====== Extracted records ======
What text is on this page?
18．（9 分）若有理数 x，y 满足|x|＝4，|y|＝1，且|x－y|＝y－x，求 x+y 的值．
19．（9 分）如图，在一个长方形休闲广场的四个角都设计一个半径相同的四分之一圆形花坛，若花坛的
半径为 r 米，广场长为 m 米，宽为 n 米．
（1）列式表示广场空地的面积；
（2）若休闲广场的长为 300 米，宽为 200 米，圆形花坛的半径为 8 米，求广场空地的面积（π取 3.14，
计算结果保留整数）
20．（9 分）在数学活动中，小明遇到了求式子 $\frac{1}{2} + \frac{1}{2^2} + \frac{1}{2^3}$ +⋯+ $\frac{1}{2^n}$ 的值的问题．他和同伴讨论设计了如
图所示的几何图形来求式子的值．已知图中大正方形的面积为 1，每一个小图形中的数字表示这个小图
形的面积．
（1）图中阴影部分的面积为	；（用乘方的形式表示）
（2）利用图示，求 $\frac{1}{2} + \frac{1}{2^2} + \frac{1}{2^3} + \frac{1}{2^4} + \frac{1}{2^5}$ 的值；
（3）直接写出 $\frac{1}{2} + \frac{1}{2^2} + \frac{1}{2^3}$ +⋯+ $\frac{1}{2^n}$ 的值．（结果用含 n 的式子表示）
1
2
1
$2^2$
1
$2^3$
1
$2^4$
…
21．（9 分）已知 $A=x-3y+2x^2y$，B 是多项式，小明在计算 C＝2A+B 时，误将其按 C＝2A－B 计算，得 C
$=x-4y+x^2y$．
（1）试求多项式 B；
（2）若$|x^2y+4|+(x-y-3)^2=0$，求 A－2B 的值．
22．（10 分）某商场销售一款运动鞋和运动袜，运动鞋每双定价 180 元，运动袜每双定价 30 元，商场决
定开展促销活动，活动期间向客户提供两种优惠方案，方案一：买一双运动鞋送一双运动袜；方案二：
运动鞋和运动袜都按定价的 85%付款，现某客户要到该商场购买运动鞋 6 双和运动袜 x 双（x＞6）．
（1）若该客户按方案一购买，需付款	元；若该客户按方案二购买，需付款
======
## Set task
Using the entries above, find all lines with "frac". Copy them.

## Task answer
20．（9 分）在数学活动中，小明遇到了求式子 $\frac{1}{2} + \frac{1}{2^2} + \frac{1}{2^3}$ +⋯+ $\frac{1}{2^n}$ 的值的问题．他和同伴讨论设计了如
（2）利用图示，求 $\frac{1}{2} + \frac{1}{2^2} + \frac{1}{2^3} + \frac{1}{2^4} + \frac{1}{2^5}$ 的值；
（3）直接写出 $\frac{1}{2} + \frac{1}{2^2} + \frac{1}{2^3}$ +⋯+ $\frac{1}{2^n}$ 的值．（结果用含 n 的式子表示）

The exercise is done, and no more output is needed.